## start SUPPLIED MATERIAL

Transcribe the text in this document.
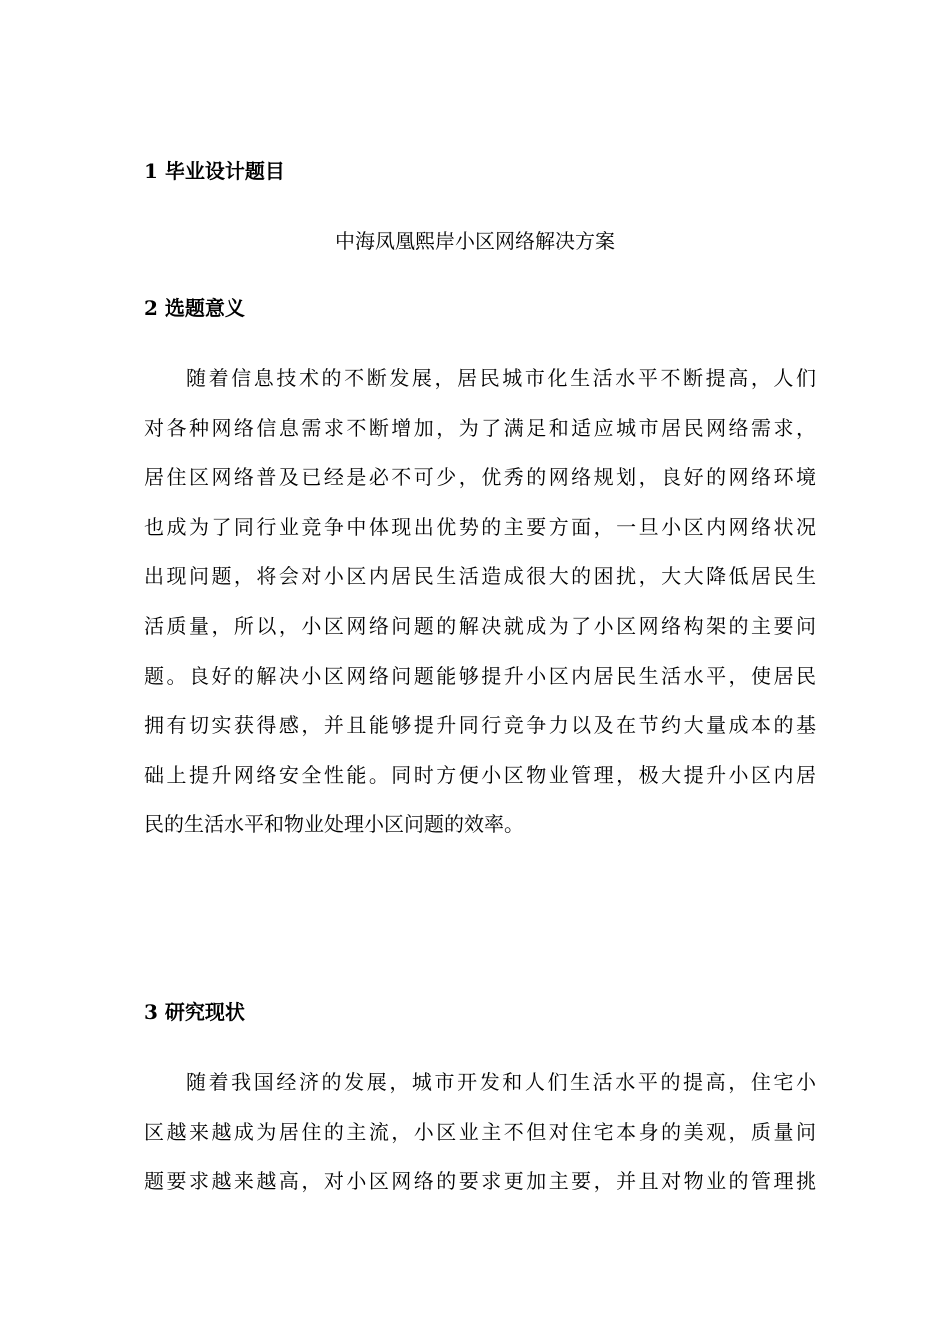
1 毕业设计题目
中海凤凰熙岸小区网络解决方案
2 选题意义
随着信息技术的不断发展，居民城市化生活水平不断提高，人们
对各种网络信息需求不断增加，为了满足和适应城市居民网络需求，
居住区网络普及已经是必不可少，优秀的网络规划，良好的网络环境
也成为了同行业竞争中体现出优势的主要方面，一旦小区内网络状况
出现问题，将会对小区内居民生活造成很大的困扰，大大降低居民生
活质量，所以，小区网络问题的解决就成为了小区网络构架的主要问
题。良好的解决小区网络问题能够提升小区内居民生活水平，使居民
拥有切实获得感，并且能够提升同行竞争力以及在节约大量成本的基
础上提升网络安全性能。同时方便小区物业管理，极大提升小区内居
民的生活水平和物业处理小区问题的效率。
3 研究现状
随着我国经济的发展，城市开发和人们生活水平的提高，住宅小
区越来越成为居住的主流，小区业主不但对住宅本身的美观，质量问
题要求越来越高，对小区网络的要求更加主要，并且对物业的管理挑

## end SUPPLIED MATERIAL
## start SUPPLIED MATERIAL

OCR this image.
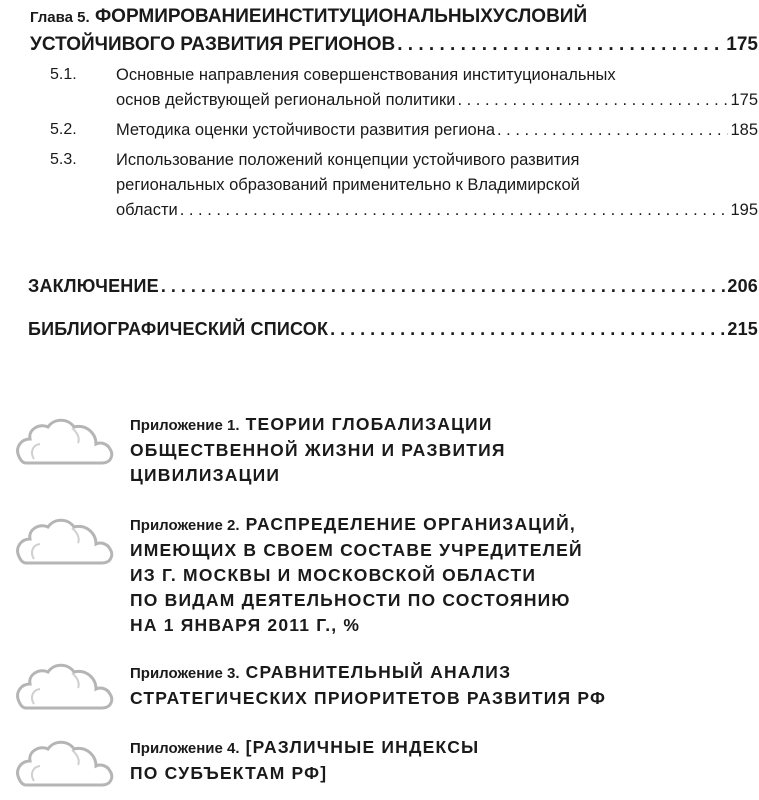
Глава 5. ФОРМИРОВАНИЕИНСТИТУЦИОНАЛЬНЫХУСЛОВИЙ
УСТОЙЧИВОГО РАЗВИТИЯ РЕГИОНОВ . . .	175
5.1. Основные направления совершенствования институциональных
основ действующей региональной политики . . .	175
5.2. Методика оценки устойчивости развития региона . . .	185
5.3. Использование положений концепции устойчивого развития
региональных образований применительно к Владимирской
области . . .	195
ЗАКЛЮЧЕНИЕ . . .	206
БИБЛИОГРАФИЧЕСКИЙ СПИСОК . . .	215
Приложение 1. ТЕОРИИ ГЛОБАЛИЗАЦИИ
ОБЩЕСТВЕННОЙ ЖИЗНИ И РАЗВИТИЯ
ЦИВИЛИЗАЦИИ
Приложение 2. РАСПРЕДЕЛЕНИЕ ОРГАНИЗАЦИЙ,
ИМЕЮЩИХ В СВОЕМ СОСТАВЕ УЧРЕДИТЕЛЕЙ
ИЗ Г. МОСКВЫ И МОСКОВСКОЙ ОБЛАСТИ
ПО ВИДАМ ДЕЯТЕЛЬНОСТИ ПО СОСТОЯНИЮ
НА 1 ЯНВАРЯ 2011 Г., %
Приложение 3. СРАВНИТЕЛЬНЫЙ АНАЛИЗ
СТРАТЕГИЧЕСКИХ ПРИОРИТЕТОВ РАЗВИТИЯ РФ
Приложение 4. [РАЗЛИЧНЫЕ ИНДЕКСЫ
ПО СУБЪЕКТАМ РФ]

## end SUPPLIED MATERIAL
## start SUPPLIED MATERIAL

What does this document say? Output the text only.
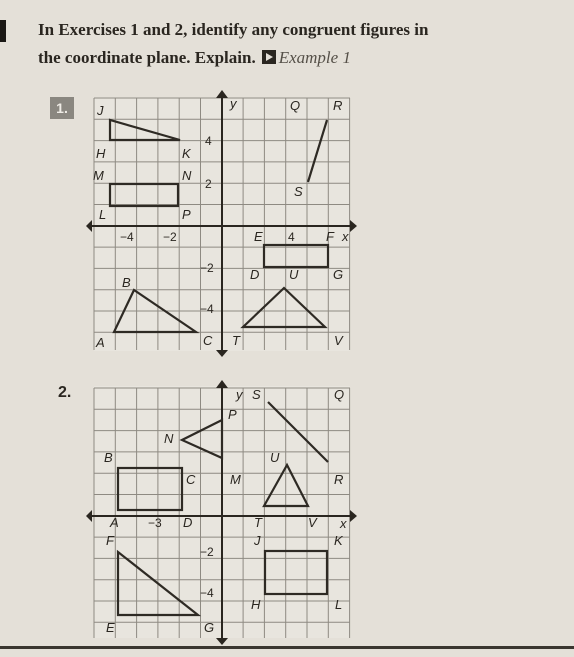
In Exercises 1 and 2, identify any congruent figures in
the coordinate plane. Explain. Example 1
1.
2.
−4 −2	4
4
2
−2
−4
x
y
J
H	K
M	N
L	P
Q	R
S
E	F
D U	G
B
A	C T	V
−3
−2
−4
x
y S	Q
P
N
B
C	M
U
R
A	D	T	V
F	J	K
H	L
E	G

## end SUPPLIED MATERIAL

WHAT IS ASKED
Answer with one number: how many lines in the listing hold "text".

PROBLEM SOLUTION
2